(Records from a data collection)
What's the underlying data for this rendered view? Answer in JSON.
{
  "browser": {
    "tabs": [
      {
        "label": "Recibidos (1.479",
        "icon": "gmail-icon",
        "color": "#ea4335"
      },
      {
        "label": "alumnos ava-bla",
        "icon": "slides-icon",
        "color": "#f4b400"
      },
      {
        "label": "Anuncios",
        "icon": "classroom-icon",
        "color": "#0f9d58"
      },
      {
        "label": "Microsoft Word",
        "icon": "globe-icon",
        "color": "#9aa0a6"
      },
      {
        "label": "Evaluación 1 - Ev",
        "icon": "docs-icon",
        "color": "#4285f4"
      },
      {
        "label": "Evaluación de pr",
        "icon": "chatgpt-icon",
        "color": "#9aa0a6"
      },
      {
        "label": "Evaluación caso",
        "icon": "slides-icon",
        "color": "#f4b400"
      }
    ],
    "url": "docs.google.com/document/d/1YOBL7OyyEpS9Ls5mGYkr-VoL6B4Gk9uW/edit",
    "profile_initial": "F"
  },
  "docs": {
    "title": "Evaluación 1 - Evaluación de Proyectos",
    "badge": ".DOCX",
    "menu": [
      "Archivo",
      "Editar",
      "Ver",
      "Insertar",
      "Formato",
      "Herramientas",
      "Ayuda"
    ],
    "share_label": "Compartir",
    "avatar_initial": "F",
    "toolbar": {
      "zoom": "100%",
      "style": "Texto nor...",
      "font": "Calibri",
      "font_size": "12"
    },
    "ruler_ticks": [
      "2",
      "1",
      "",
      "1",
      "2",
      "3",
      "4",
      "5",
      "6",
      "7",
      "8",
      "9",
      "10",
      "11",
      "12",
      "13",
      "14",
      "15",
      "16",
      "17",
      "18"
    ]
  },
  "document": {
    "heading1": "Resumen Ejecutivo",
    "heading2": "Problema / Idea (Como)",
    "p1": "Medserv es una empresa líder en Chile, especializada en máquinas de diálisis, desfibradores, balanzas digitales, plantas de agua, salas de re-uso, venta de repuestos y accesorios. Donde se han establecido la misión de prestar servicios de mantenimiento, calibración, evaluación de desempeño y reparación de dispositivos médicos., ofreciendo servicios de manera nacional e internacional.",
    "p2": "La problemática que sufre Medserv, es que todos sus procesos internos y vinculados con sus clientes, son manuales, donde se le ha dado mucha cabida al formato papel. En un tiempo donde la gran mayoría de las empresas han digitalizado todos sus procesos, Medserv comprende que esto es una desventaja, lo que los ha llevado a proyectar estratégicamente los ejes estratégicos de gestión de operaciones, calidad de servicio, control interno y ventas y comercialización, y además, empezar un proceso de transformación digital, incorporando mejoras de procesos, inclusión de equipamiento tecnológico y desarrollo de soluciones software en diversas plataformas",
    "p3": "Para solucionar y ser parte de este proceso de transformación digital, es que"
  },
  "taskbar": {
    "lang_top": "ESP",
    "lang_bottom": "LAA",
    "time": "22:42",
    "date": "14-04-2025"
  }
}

_Your goal:_
Tell how many lines in the material above include the word "docs", giving the number only.

_Task response:_
3